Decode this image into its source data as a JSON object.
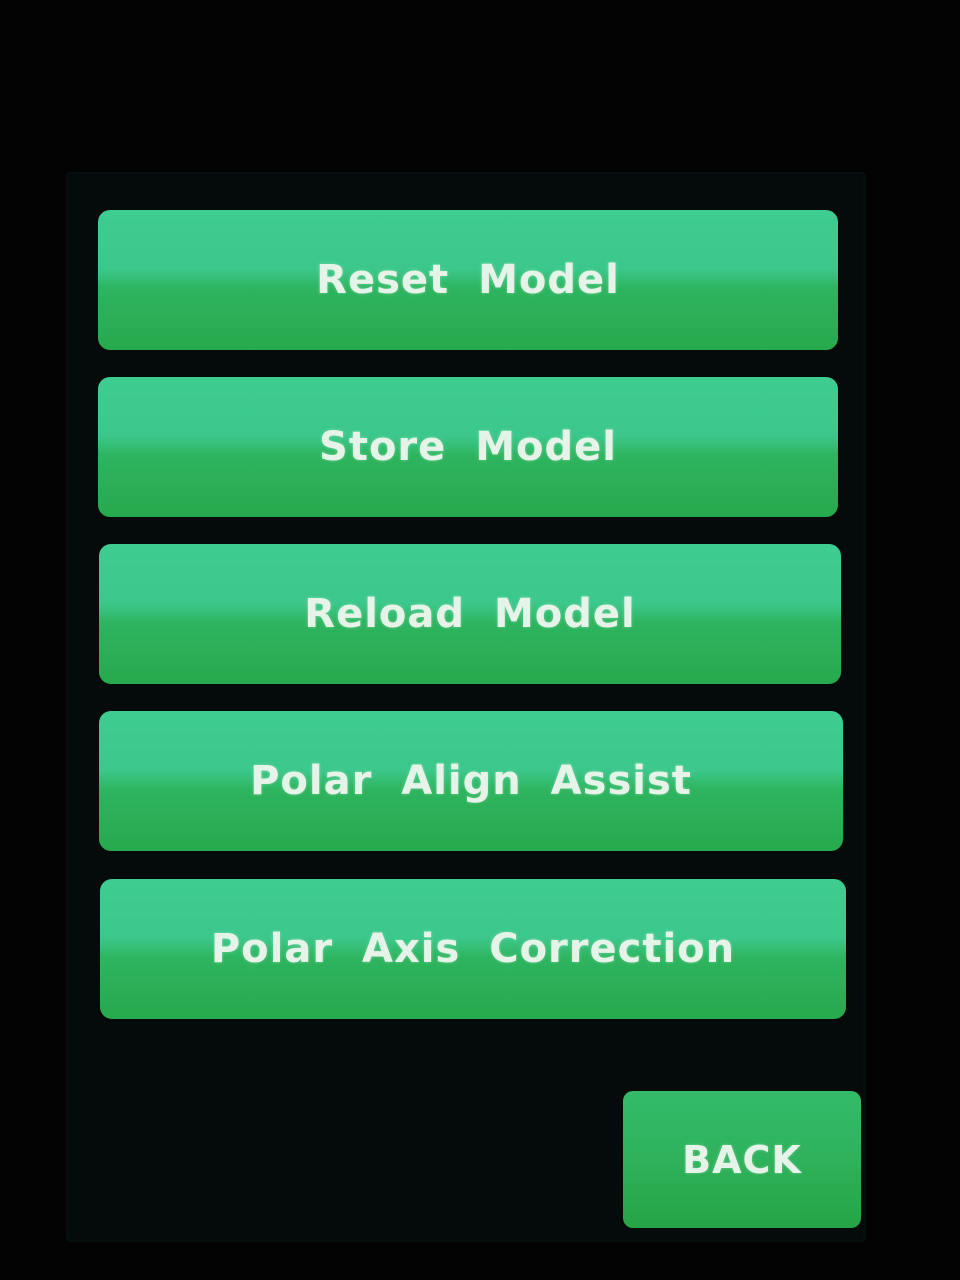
{
  "menu": {
    "buttons": [
      {
        "label": "Reset Model"
      },
      {
        "label": "Store Model"
      },
      {
        "label": "Reload Model"
      },
      {
        "label": "Polar Align Assist"
      },
      {
        "label": "Polar Axis Correction"
      }
    ],
    "back_label": "BACK"
  },
  "colors": {
    "button_top": "#3fcc91",
    "button_bottom": "#27a94d",
    "label_text": "#e6f3e9",
    "background": "#020302"
  }
}
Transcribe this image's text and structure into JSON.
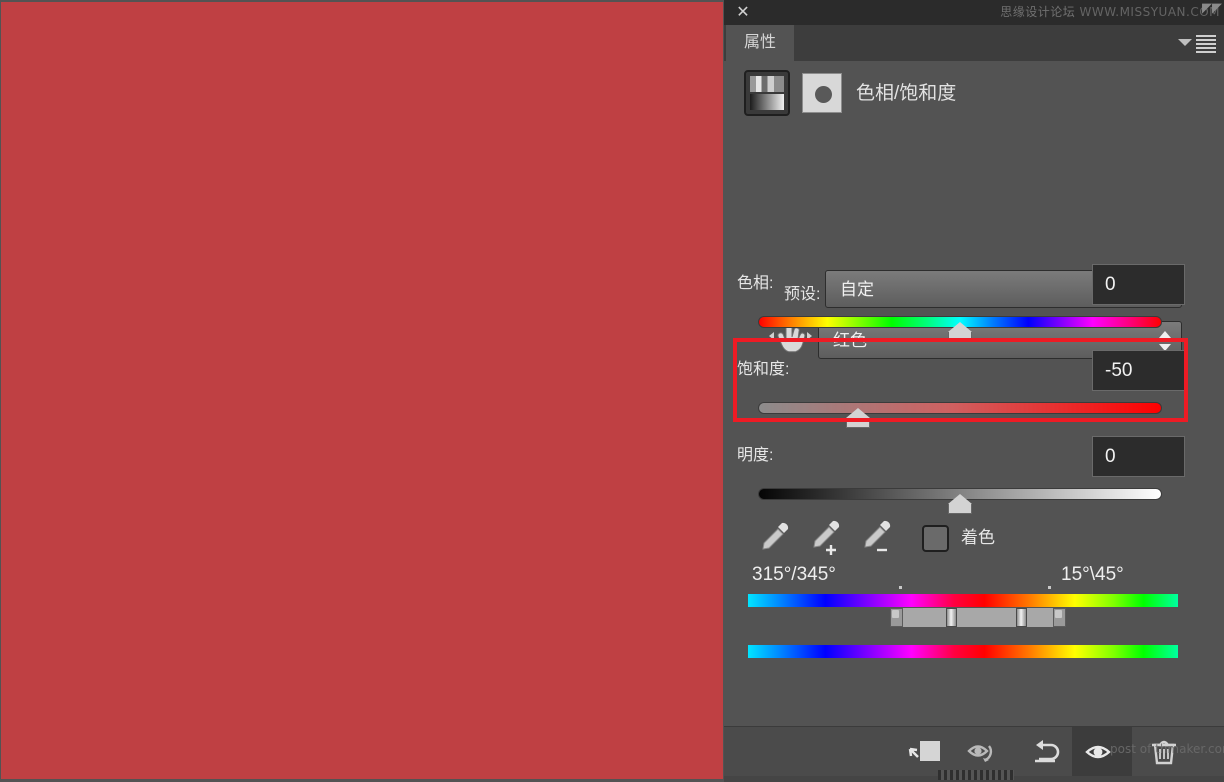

########

Reproduce the material word for word. Any pictures should be left out of the copy.

--- REPLY TO THE TASK ---
Decode this image into its source data as a JSON object.
{
  "menu": {
    "buttons": [
      {
        "label": "Reset Model"
      },
      {
        "label": "Store Model"
      },
      {
        "label": "Reload Model"
      },
      {
        "label": "Polar Align Assist"
      },
      {
        "label": "Polar Axis Correction"
      }
    ],
    "back_label": "BACK"
  },
  "colors": {
    "button_top": "#3fcc91",
    "button_bottom": "#27a94d",
    "label_text": "#e6f3e9",
    "background": "#020302"
  }
}
Transcribe this image's text and structure into JSON.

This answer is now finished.